### Description of the task
Check each line of the records for "bottom"; collect those that have it.
begin Excerpted records
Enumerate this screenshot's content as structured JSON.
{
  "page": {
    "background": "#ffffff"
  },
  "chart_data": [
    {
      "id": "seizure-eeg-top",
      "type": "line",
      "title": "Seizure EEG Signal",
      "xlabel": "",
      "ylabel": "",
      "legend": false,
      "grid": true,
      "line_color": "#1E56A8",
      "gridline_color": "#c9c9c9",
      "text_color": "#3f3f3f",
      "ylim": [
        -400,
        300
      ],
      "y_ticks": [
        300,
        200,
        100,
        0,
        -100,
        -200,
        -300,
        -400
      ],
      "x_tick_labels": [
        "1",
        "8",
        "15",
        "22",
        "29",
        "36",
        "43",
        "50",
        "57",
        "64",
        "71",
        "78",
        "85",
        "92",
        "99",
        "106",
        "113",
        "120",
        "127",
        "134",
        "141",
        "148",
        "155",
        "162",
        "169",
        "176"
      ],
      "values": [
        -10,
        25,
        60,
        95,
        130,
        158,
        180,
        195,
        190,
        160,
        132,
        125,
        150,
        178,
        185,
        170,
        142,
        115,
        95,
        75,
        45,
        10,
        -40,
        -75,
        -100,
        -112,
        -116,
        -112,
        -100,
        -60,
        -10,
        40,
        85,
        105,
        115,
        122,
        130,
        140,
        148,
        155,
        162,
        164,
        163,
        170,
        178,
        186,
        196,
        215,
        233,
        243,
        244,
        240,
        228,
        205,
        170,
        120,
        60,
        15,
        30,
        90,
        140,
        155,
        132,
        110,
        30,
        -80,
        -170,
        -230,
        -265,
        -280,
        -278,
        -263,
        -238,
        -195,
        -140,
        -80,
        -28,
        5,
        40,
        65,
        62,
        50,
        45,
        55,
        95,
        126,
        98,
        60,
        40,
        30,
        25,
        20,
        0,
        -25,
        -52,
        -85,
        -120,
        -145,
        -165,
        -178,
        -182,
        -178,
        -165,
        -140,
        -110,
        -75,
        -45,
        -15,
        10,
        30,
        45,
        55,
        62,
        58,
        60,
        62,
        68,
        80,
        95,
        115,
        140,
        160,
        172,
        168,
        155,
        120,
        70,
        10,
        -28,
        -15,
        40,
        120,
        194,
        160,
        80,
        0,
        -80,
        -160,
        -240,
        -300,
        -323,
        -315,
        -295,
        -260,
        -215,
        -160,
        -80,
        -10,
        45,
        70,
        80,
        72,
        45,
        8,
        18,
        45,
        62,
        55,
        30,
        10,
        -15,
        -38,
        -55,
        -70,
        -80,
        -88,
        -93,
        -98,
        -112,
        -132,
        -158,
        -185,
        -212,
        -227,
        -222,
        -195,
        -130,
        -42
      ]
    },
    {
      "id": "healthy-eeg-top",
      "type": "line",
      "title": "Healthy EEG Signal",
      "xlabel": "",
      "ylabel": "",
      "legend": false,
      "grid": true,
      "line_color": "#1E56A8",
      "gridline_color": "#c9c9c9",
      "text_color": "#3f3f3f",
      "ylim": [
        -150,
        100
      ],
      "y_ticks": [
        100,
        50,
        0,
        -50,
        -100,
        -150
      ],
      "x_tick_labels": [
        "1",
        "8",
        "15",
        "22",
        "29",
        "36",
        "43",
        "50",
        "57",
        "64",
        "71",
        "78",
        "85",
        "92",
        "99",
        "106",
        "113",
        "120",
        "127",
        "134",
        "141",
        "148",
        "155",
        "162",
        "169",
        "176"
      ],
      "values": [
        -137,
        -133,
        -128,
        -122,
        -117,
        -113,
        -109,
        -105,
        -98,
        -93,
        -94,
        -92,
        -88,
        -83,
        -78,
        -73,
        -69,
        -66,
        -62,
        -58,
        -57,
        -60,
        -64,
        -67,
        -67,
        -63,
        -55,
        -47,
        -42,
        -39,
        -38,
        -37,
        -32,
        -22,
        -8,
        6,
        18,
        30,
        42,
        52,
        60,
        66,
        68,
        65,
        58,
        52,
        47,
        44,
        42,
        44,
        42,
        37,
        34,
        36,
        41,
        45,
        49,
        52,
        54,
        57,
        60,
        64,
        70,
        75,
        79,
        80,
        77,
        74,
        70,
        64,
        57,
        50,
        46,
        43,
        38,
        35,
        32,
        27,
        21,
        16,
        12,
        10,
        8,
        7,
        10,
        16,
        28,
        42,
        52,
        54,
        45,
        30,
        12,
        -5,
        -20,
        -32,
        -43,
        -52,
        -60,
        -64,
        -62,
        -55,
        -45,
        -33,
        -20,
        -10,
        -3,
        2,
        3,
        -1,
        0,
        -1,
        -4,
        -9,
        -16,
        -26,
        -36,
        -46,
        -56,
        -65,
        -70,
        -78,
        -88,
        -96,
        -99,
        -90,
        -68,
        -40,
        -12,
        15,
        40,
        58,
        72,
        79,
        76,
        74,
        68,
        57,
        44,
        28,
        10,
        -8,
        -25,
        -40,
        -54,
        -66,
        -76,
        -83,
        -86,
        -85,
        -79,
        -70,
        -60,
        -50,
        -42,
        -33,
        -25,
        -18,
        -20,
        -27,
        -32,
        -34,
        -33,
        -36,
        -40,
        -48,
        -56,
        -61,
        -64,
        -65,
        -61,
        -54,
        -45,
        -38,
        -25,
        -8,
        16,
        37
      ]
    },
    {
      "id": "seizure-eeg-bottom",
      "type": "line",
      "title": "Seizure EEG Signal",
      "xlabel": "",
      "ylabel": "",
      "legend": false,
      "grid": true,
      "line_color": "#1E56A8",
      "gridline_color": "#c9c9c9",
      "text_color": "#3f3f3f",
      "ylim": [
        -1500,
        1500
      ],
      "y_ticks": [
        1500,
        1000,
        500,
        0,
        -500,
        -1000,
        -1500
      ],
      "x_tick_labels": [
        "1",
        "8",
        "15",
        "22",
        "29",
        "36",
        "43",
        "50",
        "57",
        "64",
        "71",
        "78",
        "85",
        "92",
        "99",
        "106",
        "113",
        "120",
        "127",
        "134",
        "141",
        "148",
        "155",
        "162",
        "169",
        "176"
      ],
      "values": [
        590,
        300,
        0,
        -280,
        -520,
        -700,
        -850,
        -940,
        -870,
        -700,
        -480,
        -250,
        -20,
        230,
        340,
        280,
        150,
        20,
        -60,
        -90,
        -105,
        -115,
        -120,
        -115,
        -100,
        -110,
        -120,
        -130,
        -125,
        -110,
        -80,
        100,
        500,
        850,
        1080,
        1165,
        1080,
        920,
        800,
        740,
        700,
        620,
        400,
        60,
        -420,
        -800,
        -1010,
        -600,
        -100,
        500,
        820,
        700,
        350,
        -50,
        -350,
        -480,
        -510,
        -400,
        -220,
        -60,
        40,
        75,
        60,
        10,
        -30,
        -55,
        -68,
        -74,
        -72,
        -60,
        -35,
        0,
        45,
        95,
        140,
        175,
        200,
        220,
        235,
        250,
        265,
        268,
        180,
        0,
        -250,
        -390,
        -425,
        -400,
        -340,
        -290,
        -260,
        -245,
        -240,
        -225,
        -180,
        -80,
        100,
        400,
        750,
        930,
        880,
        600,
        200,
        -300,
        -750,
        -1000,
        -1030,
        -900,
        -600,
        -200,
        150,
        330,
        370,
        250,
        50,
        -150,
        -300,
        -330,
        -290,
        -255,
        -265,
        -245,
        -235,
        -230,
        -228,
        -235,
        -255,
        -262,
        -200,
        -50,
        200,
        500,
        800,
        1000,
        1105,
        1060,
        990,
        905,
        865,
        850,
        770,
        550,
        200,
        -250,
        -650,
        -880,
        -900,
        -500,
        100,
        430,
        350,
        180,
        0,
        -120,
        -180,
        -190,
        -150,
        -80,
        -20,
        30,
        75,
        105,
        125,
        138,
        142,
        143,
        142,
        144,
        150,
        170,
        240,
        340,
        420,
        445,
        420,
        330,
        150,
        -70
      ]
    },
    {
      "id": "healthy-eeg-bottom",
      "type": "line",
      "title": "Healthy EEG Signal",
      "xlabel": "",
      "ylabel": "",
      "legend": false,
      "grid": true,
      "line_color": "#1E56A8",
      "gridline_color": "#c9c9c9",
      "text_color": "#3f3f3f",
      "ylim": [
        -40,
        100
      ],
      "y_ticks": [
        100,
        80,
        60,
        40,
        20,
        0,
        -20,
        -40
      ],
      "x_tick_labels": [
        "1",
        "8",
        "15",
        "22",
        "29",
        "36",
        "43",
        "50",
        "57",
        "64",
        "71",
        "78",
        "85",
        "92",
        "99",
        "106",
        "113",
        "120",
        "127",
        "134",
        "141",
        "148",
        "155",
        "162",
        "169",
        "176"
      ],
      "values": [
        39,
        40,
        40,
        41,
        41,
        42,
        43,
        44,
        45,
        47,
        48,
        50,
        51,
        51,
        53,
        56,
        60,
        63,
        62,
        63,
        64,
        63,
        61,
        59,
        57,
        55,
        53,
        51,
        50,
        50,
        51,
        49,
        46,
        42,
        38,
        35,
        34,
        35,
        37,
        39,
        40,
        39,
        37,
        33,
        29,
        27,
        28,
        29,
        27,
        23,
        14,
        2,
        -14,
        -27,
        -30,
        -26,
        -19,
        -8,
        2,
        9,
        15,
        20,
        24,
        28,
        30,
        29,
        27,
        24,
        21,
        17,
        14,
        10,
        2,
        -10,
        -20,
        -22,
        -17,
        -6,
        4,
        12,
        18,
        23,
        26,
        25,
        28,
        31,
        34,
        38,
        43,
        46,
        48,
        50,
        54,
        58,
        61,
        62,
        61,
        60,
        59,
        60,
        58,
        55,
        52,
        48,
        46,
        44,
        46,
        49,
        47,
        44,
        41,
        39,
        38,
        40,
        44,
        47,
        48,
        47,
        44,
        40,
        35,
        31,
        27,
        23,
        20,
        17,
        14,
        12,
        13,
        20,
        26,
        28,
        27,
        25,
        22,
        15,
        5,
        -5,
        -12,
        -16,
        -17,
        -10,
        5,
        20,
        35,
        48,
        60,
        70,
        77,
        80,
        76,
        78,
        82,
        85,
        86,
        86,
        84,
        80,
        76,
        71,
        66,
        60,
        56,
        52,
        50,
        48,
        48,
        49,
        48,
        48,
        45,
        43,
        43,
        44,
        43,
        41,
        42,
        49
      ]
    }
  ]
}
end Excerpted records
### Problem solution
      "id": "seizure-eeg-bottom",
      "id": "healthy-eeg-bottom",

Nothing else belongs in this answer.